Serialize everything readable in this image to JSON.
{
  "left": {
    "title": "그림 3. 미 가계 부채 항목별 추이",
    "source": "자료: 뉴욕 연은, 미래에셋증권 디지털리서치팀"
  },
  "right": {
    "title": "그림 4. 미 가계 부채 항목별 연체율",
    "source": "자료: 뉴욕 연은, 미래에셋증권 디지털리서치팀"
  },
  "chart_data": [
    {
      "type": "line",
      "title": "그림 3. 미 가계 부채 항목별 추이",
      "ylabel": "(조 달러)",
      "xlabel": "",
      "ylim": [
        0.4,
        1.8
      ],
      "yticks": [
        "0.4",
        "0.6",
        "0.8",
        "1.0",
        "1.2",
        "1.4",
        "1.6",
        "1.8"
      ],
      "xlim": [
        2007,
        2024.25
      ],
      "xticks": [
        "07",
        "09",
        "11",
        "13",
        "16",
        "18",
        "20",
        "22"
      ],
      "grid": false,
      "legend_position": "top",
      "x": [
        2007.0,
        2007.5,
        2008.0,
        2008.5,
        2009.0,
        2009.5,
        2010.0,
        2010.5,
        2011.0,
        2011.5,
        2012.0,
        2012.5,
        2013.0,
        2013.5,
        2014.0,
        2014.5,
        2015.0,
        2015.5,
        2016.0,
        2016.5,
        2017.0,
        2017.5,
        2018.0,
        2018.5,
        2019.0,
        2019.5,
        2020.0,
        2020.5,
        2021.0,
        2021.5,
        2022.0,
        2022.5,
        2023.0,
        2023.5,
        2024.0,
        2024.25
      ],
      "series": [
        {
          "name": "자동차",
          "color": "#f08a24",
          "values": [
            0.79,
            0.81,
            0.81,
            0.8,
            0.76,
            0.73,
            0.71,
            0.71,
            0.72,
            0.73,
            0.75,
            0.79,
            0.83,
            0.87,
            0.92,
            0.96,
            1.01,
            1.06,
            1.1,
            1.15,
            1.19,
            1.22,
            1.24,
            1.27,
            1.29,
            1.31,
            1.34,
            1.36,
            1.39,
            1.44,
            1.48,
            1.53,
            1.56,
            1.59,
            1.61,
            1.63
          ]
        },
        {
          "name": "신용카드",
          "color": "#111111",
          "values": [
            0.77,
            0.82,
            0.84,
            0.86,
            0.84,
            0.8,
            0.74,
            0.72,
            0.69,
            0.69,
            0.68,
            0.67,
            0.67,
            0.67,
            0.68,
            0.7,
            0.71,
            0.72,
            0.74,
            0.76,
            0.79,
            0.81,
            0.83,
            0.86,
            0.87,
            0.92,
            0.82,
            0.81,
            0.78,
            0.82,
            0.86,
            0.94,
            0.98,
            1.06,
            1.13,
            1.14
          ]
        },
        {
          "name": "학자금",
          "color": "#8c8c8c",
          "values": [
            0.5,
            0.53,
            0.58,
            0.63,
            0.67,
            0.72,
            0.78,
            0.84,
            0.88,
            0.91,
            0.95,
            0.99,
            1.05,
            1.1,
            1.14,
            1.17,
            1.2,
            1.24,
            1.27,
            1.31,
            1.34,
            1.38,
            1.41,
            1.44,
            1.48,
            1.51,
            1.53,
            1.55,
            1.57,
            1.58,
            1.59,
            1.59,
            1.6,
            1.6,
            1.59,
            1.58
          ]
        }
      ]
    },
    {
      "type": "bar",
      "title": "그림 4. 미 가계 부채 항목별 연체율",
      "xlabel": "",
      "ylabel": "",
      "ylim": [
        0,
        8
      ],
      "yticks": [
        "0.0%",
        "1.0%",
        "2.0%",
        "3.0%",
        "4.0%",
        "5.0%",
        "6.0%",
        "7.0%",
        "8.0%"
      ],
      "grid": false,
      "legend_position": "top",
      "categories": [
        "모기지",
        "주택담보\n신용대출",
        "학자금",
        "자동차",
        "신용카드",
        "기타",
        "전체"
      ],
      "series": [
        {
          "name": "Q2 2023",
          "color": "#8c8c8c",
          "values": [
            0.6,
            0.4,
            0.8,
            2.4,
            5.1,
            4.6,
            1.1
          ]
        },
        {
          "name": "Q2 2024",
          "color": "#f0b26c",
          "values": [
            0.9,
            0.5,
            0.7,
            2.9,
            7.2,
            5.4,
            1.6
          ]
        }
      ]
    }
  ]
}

· · · · ·

> [TASK STATEMENT]
Extract the listing in its entirety, matching it exactly.

> [RESULT OF THIS EXERCISE]
Serialize everything readable in this image to JSON.
{
  "left": {
    "title": "그림 3. 미 가계 부채 항목별 추이",
    "source": "자료: 뉴욕 연은, 미래에셋증권 디지털리서치팀"
  },
  "right": {
    "title": "그림 4. 미 가계 부채 항목별 연체율",
    "source": "자료: 뉴욕 연은, 미래에셋증권 디지털리서치팀"
  },
  "chart_data": [
    {
      "type": "line",
      "title": "그림 3. 미 가계 부채 항목별 추이",
      "ylabel": "(조 달러)",
      "xlabel": "",
      "ylim": [
        0.4,
        1.8
      ],
      "yticks": [
        "0.4",
        "0.6",
        "0.8",
        "1.0",
        "1.2",
        "1.4",
        "1.6",
        "1.8"
      ],
      "xlim": [
        2007,
        2024.25
      ],
      "xticks": [
        "07",
        "09",
        "11",
        "13",
        "16",
        "18",
        "20",
        "22"
      ],
      "grid": false,
      "legend_position": "top",
      "x": [
        2007.0,
        2007.5,
        2008.0,
        2008.5,
        2009.0,
        2009.5,
        2010.0,
        2010.5,
        2011.0,
        2011.5,
        2012.0,
        2012.5,
        2013.0,
        2013.5,
        2014.0,
        2014.5,
        2015.0,
        2015.5,
        2016.0,
        2016.5,
        2017.0,
        2017.5,
        2018.0,
        2018.5,
        2019.0,
        2019.5,
        2020.0,
        2020.5,
        2021.0,
        2021.5,
        2022.0,
        2022.5,
        2023.0,
        2023.5,
        2024.0,
        2024.25
      ],
      "series": [
        {
          "name": "자동차",
          "color": "#f08a24",
          "values": [
            0.79,
            0.81,
            0.81,
            0.8,
            0.76,
            0.73,
            0.71,
            0.71,
            0.72,
            0.73,
            0.75,
            0.79,
            0.83,
            0.87,
            0.92,
            0.96,
            1.01,
            1.06,
            1.1,
            1.15,
            1.19,
            1.22,
            1.24,
            1.27,
            1.29,
            1.31,
            1.34,
            1.36,
            1.39,
            1.44,
            1.48,
            1.53,
            1.56,
            1.59,
            1.61,
            1.63
          ]
        },
        {
          "name": "신용카드",
          "color": "#111111",
          "values": [
            0.77,
            0.82,
            0.84,
            0.86,
            0.84,
            0.8,
            0.74,
            0.72,
            0.69,
            0.69,
            0.68,
            0.67,
            0.67,
            0.67,
            0.68,
            0.7,
            0.71,
            0.72,
            0.74,
            0.76,
            0.79,
            0.81,
            0.83,
            0.86,
            0.87,
            0.92,
            0.82,
            0.81,
            0.78,
            0.82,
            0.86,
            0.94,
            0.98,
            1.06,
            1.13,
            1.14
          ]
        },
        {
          "name": "학자금",
          "color": "#8c8c8c",
          "values": [
            0.5,
            0.53,
            0.58,
            0.63,
            0.67,
            0.72,
            0.78,
            0.84,
            0.88,
            0.91,
            0.95,
            0.99,
            1.05,
            1.1,
            1.14,
            1.17,
            1.2,
            1.24,
            1.27,
            1.31,
            1.34,
            1.38,
            1.41,
            1.44,
            1.48,
            1.51,
            1.53,
            1.55,
            1.57,
            1.58,
            1.59,
            1.59,
            1.6,
            1.6,
            1.59,
            1.58
          ]
        }
      ]
    },
    {
      "type": "bar",
      "title": "그림 4. 미 가계 부채 항목별 연체율",
      "xlabel": "",
      "ylabel": "",
      "ylim": [
        0,
        8
      ],
      "yticks": [
        "0.0%",
        "1.0%",
        "2.0%",
        "3.0%",
        "4.0%",
        "5.0%",
        "6.0%",
        "7.0%",
        "8.0%"
      ],
      "grid": false,
      "legend_position": "top",
      "categories": [
        "모기지",
        "주택담보\n신용대출",
        "학자금",
        "자동차",
        "신용카드",
        "기타",
        "전체"
      ],
      "series": [
        {
          "name": "Q2 2023",
          "color": "#8c8c8c",
          "values": [
            0.6,
            0.4,
            0.8,
            2.4,
            5.1,
            4.6,
            1.1
          ]
        },
        {
          "name": "Q2 2024",
          "color": "#f0b26c",
          "values": [
            0.9,
            0.5,
            0.7,
            2.9,
            7.2,
            5.4,
            1.6
          ]
        }
      ]
    }
  ]
}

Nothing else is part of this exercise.